# start of Recorded information
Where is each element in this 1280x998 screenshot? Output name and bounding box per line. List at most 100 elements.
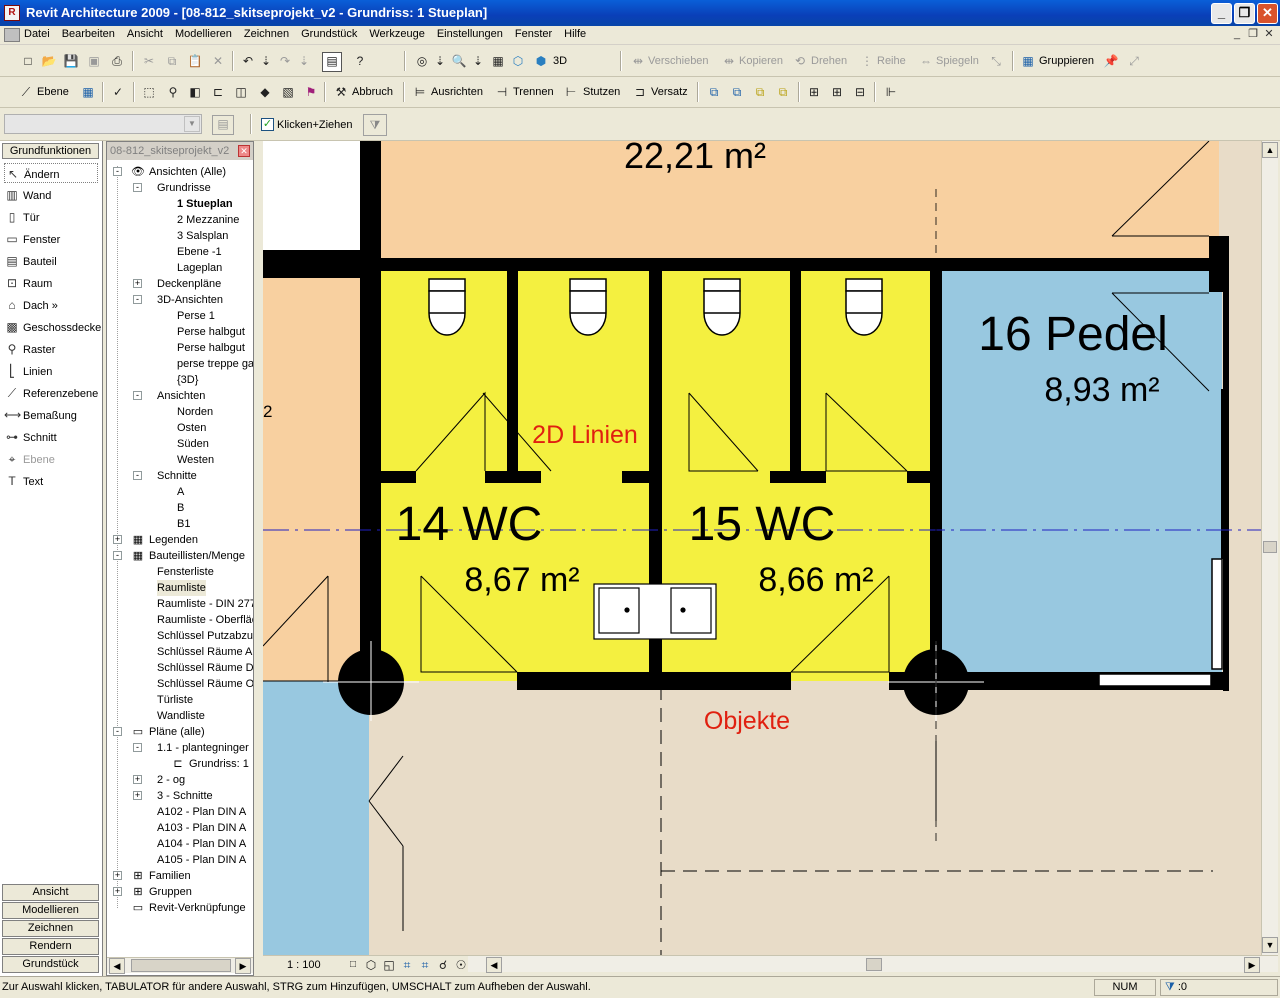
- properties-icon[interactable]: ▤: [212, 115, 234, 135]
- open-folder-icon[interactable]: 📂: [41, 53, 57, 69]
- drawing-canvas[interactable]: 22,21 m² 14 WC 8,67 m² 15 WC 8,66 m² 16 …: [263, 141, 1261, 955]
- maximize-button[interactable]: ❐: [1234, 3, 1255, 24]
- doc-minimize-button[interactable]: _: [1230, 29, 1244, 41]
- browser-node[interactable]: A104 - Plan DIN A: [157, 836, 246, 852]
- shadows-icon[interactable]: ◱: [381, 957, 397, 973]
- browser-node[interactable]: 2 - og: [157, 772, 185, 788]
- browser-node[interactable]: Fensterliste: [157, 564, 214, 580]
- design-item-8[interactable]: ▩ Geschossdecke: [4, 317, 101, 337]
- menu-hilfe[interactable]: Hilfe: [564, 28, 586, 40]
- collapse-icon[interactable]: -: [113, 551, 122, 560]
- menu-fenster[interactable]: Fenster: [515, 28, 552, 40]
- view-properties-icon[interactable]: ◎: [414, 53, 430, 69]
- join-icon[interactable]: ◧: [187, 84, 203, 100]
- browser-node[interactable]: 👁 Ansichten (Alle): [131, 164, 226, 180]
- expand-icon[interactable]: +: [113, 871, 122, 880]
- group-icon[interactable]: ▦: [1020, 53, 1036, 69]
- reveal-hidden-icon[interactable]: ☉: [453, 957, 469, 973]
- menu-grundstueck[interactable]: Grundstück: [301, 28, 357, 40]
- design-item-12[interactable]: ⟷ Bemaßung: [4, 405, 100, 425]
- copy-icon[interactable]: ⧉: [164, 53, 180, 69]
- hide-element-icon[interactable]: ⊟: [852, 84, 868, 100]
- measure-icon[interactable]: ⊩: [883, 84, 899, 100]
- menu-bearbeiten[interactable]: Bearbeiten: [62, 28, 115, 40]
- design-item-7[interactable]: ⌂ Dach »: [4, 295, 100, 315]
- browser-node[interactable]: Wandliste: [157, 708, 205, 724]
- design-item-10[interactable]: ⎣ Linien: [4, 361, 100, 381]
- canvas-hscrollbar[interactable]: ◀ ▶: [468, 956, 1278, 973]
- paste-aligned-icon[interactable]: ⧉: [729, 84, 745, 100]
- demolish-icon[interactable]: ⚒: [333, 84, 349, 100]
- browser-node[interactable]: ⊞ Gruppen: [131, 884, 191, 900]
- design-item-2[interactable]: ▥ Wand: [4, 185, 100, 205]
- browser-node[interactable]: Raumliste - Oberfläc: [157, 612, 253, 628]
- detail-level-icon[interactable]: □: [345, 957, 361, 973]
- browser-node[interactable]: Ansichten: [157, 388, 205, 404]
- paste-view-icon[interactable]: ⧉: [775, 84, 791, 100]
- browser-node[interactable]: Perse halbgut: [177, 324, 245, 340]
- scroll-right-icon[interactable]: ▶: [235, 958, 251, 974]
- drag-checkbox[interactable]: ✓: [261, 118, 274, 131]
- scroll-right-icon[interactable]: ▶: [1244, 957, 1260, 973]
- redo-icon[interactable]: ↷: [277, 53, 293, 69]
- tab-rendern[interactable]: Rendern: [2, 938, 99, 955]
- design-item-4[interactable]: ▭ Fenster: [4, 229, 100, 249]
- browser-node[interactable]: 3 Salsplan: [177, 228, 228, 244]
- split-button[interactable]: Trennen: [513, 84, 554, 100]
- browser-node[interactable]: Schlüssel Räume Ar: [157, 644, 253, 660]
- linework-icon[interactable]: ⊞: [806, 84, 822, 100]
- browser-node[interactable]: Schlüssel Räume O: [157, 676, 253, 692]
- expand-icon[interactable]: +: [113, 887, 122, 896]
- browser-node[interactable]: ▭ Pläne (alle): [131, 724, 205, 740]
- collapse-icon[interactable]: -: [113, 727, 122, 736]
- browser-node[interactable]: A105 - Plan DIN A: [157, 852, 246, 868]
- browser-node[interactable]: Deckenpläne: [157, 276, 221, 292]
- menu-zeichnen[interactable]: Zeichnen: [244, 28, 289, 40]
- undo-icon[interactable]: ↶: [240, 53, 256, 69]
- trim-icon[interactable]: ⊢: [563, 84, 579, 100]
- close-button[interactable]: ✕: [1257, 3, 1278, 24]
- tab-grundstueck[interactable]: Grundstück: [2, 956, 99, 973]
- browser-hscrollbar[interactable]: ◀ ▶: [107, 957, 253, 974]
- menu-werkzeuge[interactable]: Werkzeuge: [369, 28, 424, 40]
- cut-geometry-icon[interactable]: ⊏: [210, 84, 226, 100]
- collapse-icon[interactable]: -: [133, 743, 142, 752]
- browser-node[interactable]: A: [177, 484, 184, 500]
- browser-node[interactable]: 2 Mezzanine: [177, 212, 239, 228]
- browser-node[interactable]: ⊏ Grundriss: 1: [171, 756, 249, 772]
- chevron-down-icon[interactable]: ▼: [184, 116, 200, 132]
- browser-node[interactable]: Schlüssel Putzabzu: [157, 628, 253, 644]
- browser-node[interactable]: Raumliste: [157, 580, 206, 596]
- copy-button[interactable]: Kopieren: [739, 53, 783, 69]
- browser-node[interactable]: 3 - Schnitte: [157, 788, 213, 804]
- browser-node[interactable]: ▦ Legenden: [131, 532, 198, 548]
- design-bar-header[interactable]: Grundfunktionen: [2, 143, 99, 159]
- browser-node[interactable]: Westen: [177, 452, 214, 468]
- default-3d-view-icon[interactable]: ⬡: [510, 53, 526, 69]
- save-icon[interactable]: 💾: [63, 53, 79, 69]
- rotate-icon[interactable]: ⟲: [792, 53, 808, 69]
- view-3d-icon[interactable]: ⬢: [533, 53, 549, 69]
- design-item-9[interactable]: ⚲ Raster: [4, 339, 100, 359]
- floor-plan[interactable]: 22,21 m² 14 WC 8,67 m² 15 WC 8,66 m² 16 …: [263, 141, 1261, 955]
- cut-icon[interactable]: ✂: [141, 53, 157, 69]
- design-item-6[interactable]: ⊡ Raum: [4, 273, 100, 293]
- browser-node[interactable]: Raumliste - DIN 277: [157, 596, 253, 612]
- scroll-down-icon[interactable]: ▼: [1262, 937, 1278, 953]
- flag-icon[interactable]: ⚑: [303, 84, 319, 100]
- trim-button[interactable]: Stutzen: [583, 84, 620, 100]
- expand-icon[interactable]: +: [133, 279, 142, 288]
- move-button[interactable]: Verschieben: [648, 53, 709, 69]
- doc-restore-button[interactable]: ❐: [1246, 29, 1260, 41]
- level-button[interactable]: Ebene: [37, 84, 69, 100]
- array-icon[interactable]: ⋮: [859, 53, 875, 69]
- scroll-left-icon[interactable]: ◀: [109, 958, 125, 974]
- browser-node[interactable]: Ebene -1: [177, 244, 222, 260]
- collapse-icon[interactable]: -: [133, 471, 142, 480]
- filter-icon[interactable]: ⧩: [363, 114, 387, 136]
- model-graphics-icon[interactable]: ⬡: [363, 957, 379, 973]
- browser-node[interactable]: perse treppe ga: [177, 356, 253, 372]
- level-icon[interactable]: ⟋: [18, 84, 34, 100]
- browser-node[interactable]: 1 Stueplan: [177, 196, 233, 212]
- material-icon[interactable]: ▧: [280, 84, 296, 100]
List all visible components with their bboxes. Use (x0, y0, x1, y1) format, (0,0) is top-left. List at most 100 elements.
# end of Recorded information
Description of the task -> Which lines in the items above contain the string "paste"? Copy each such line in full.

Solved problem ->
- paste-aligned-icon[interactable]: ⧉: [729, 84, 745, 100]
- paste-view-icon[interactable]: ⧉: [775, 84, 791, 100]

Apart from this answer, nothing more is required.